### Task requirements
Scan the material and copy every line in which "color" appears.

## START

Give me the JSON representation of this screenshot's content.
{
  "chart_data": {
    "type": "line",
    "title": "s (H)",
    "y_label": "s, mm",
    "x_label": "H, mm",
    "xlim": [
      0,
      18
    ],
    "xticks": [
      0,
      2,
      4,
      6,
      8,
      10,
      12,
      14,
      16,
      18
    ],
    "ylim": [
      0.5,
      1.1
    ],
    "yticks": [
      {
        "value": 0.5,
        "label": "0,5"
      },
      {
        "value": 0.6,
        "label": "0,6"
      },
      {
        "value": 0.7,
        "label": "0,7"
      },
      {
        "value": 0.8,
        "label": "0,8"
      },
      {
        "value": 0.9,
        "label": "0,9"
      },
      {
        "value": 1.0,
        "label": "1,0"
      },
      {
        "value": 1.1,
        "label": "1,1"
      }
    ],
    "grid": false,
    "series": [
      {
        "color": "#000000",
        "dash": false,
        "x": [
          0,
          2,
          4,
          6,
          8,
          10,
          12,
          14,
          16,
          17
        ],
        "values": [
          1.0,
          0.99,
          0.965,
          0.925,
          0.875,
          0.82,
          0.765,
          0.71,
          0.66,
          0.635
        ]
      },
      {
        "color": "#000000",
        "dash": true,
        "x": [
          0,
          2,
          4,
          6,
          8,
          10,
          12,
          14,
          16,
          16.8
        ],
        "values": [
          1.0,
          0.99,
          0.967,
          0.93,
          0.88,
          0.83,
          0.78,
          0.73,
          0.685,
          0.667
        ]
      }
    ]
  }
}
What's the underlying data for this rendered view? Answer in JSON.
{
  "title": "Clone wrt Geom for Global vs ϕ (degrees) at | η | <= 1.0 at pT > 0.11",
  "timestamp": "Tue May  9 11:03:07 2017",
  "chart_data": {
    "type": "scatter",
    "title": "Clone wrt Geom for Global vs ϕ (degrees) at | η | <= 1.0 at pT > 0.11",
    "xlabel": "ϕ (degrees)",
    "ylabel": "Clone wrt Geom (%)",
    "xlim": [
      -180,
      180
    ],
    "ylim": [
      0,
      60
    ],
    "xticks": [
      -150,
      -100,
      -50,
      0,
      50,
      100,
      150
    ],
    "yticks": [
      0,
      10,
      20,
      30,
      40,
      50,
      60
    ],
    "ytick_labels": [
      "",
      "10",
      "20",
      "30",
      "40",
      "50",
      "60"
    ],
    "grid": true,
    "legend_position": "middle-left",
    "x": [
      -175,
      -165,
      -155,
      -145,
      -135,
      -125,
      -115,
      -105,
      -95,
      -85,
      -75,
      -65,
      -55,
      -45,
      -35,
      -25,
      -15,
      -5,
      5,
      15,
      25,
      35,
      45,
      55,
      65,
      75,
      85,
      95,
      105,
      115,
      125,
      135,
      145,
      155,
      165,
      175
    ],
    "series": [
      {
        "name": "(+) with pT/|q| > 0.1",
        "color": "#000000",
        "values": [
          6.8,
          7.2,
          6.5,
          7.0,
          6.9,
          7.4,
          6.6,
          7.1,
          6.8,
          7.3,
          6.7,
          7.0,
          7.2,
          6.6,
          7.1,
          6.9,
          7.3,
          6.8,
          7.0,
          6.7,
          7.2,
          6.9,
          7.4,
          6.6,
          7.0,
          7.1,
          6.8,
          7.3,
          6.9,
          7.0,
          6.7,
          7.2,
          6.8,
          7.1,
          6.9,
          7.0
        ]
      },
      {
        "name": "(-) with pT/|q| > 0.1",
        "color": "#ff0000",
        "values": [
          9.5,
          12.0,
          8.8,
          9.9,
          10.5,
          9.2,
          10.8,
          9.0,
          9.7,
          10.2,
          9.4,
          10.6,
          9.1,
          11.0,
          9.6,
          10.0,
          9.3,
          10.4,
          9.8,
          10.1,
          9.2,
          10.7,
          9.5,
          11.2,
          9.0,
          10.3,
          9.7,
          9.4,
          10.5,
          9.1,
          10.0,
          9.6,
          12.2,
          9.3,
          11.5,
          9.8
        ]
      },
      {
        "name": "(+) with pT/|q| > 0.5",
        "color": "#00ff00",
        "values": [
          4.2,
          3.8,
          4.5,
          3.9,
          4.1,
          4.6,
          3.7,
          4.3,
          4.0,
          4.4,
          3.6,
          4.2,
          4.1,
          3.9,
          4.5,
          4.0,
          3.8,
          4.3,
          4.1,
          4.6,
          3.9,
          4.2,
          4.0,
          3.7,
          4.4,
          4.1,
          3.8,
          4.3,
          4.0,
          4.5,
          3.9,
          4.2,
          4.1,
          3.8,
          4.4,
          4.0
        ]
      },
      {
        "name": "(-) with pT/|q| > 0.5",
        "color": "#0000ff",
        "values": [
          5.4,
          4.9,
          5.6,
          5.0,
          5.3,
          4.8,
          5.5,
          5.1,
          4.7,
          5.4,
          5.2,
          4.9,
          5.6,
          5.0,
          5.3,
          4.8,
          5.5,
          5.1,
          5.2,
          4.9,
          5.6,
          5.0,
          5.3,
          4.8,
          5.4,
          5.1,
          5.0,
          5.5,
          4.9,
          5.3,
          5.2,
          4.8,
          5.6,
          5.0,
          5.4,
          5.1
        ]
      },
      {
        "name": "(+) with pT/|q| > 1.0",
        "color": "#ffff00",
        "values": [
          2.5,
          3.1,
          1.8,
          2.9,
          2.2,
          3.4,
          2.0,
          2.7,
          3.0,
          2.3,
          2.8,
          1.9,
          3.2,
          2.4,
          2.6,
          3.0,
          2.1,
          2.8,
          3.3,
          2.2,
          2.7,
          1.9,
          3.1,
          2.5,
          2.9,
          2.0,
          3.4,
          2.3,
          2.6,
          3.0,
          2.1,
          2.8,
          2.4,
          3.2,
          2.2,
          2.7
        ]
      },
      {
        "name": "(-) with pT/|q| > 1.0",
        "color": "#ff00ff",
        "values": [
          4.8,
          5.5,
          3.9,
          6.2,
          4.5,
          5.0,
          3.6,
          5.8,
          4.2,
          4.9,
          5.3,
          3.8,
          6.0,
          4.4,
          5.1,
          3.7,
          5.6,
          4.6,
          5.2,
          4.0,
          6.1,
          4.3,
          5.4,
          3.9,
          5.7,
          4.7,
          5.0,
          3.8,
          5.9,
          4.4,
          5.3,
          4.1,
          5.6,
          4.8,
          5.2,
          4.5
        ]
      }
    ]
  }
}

## END

### Answer in full
        "color": "#000000",
        "color": "#000000",
        "color": "#000000",
        "color": "#ff0000",
        "color": "#00ff00",
        "color": "#0000ff",
        "color": "#ffff00",
        "color": "#ff00ff",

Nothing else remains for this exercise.